Task description
Give an exact copy of every line, leaving images out.

*****

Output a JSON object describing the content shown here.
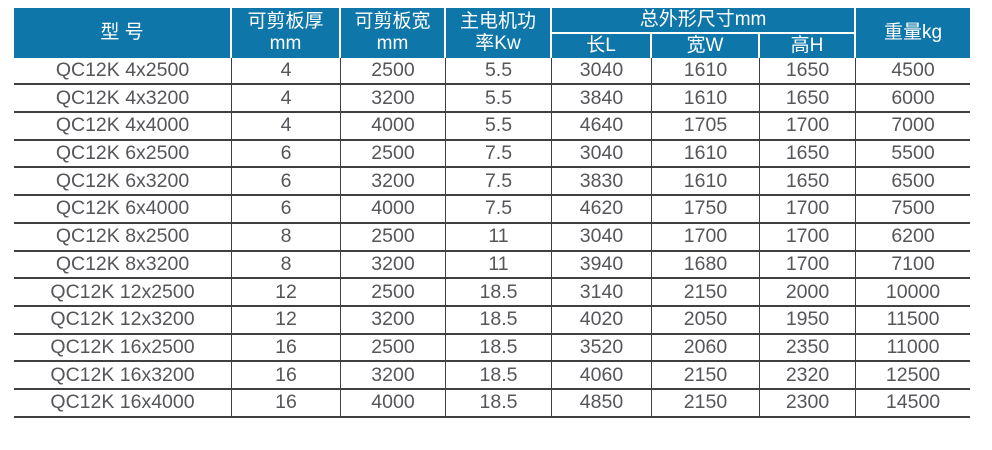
{
  "table": {
    "title_semantic": "QC12K shearing machine specification table",
    "header": {
      "model": "型 号",
      "thickness_l1": "可剪板厚",
      "thickness_l2": "mm",
      "shear_width_l1": "可剪板宽",
      "shear_width_l2": "mm",
      "power_l1": "主电机功",
      "power_l2": "率Kw",
      "dimensions_group": "总外形尺寸mm",
      "length": "长L",
      "width": "宽W",
      "height": "高H",
      "weight": "重量kg"
    },
    "rows": [
      [
        "QC12K 4x2500",
        "4",
        "2500",
        "5.5",
        "3040",
        "1610",
        "1650",
        "4500"
      ],
      [
        "QC12K 4x3200",
        "4",
        "3200",
        "5.5",
        "3840",
        "1610",
        "1650",
        "6000"
      ],
      [
        "QC12K 4x4000",
        "4",
        "4000",
        "5.5",
        "4640",
        "1705",
        "1700",
        "7000"
      ],
      [
        "QC12K 6x2500",
        "6",
        "2500",
        "7.5",
        "3040",
        "1610",
        "1650",
        "5500"
      ],
      [
        "QC12K 6x3200",
        "6",
        "3200",
        "7.5",
        "3830",
        "1610",
        "1650",
        "6500"
      ],
      [
        "QC12K 6x4000",
        "6",
        "4000",
        "7.5",
        "4620",
        "1750",
        "1700",
        "7500"
      ],
      [
        "QC12K 8x2500",
        "8",
        "2500",
        "11",
        "3040",
        "1700",
        "1700",
        "6200"
      ],
      [
        "QC12K 8x3200",
        "8",
        "3200",
        "11",
        "3940",
        "1680",
        "1700",
        "7100"
      ],
      [
        "QC12K 12x2500",
        "12",
        "2500",
        "18.5",
        "3140",
        "2150",
        "2000",
        "10000"
      ],
      [
        "QC12K 12x3200",
        "12",
        "3200",
        "18.5",
        "4020",
        "2050",
        "1950",
        "11500"
      ],
      [
        "QC12K 16x2500",
        "16",
        "2500",
        "18.5",
        "3520",
        "2060",
        "2350",
        "11000"
      ],
      [
        "QC12K 16x3200",
        "16",
        "3200",
        "18.5",
        "4060",
        "2150",
        "2320",
        "12500"
      ],
      [
        "QC12K 16x4000",
        "16",
        "4000",
        "18.5",
        "4850",
        "2150",
        "2300",
        "14500"
      ]
    ]
  },
  "colors": {
    "header_bg": "#0e76a8",
    "header_text": "#ffffff",
    "body_text": "#55565a",
    "grid_line": "#404040"
  }
}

*****

Solution to this problem
Output a JSON object describing the content shown here.
{
  "table": {
    "title_semantic": "QC12K shearing machine specification table",
    "header": {
      "model": "型 号",
      "thickness_l1": "可剪板厚",
      "thickness_l2": "mm",
      "shear_width_l1": "可剪板宽",
      "shear_width_l2": "mm",
      "power_l1": "主电机功",
      "power_l2": "率Kw",
      "dimensions_group": "总外形尺寸mm",
      "length": "长L",
      "width": "宽W",
      "height": "高H",
      "weight": "重量kg"
    },
    "rows": [
      [
        "QC12K 4x2500",
        "4",
        "2500",
        "5.5",
        "3040",
        "1610",
        "1650",
        "4500"
      ],
      [
        "QC12K 4x3200",
        "4",
        "3200",
        "5.5",
        "3840",
        "1610",
        "1650",
        "6000"
      ],
      [
        "QC12K 4x4000",
        "4",
        "4000",
        "5.5",
        "4640",
        "1705",
        "1700",
        "7000"
      ],
      [
        "QC12K 6x2500",
        "6",
        "2500",
        "7.5",
        "3040",
        "1610",
        "1650",
        "5500"
      ],
      [
        "QC12K 6x3200",
        "6",
        "3200",
        "7.5",
        "3830",
        "1610",
        "1650",
        "6500"
      ],
      [
        "QC12K 6x4000",
        "6",
        "4000",
        "7.5",
        "4620",
        "1750",
        "1700",
        "7500"
      ],
      [
        "QC12K 8x2500",
        "8",
        "2500",
        "11",
        "3040",
        "1700",
        "1700",
        "6200"
      ],
      [
        "QC12K 8x3200",
        "8",
        "3200",
        "11",
        "3940",
        "1680",
        "1700",
        "7100"
      ],
      [
        "QC12K 12x2500",
        "12",
        "2500",
        "18.5",
        "3140",
        "2150",
        "2000",
        "10000"
      ],
      [
        "QC12K 12x3200",
        "12",
        "3200",
        "18.5",
        "4020",
        "2050",
        "1950",
        "11500"
      ],
      [
        "QC12K 16x2500",
        "16",
        "2500",
        "18.5",
        "3520",
        "2060",
        "2350",
        "11000"
      ],
      [
        "QC12K 16x3200",
        "16",
        "3200",
        "18.5",
        "4060",
        "2150",
        "2320",
        "12500"
      ],
      [
        "QC12K 16x4000",
        "16",
        "4000",
        "18.5",
        "4850",
        "2150",
        "2300",
        "14500"
      ]
    ]
  },
  "colors": {
    "header_bg": "#0e76a8",
    "header_text": "#ffffff",
    "body_text": "#55565a",
    "grid_line": "#404040"
  }
}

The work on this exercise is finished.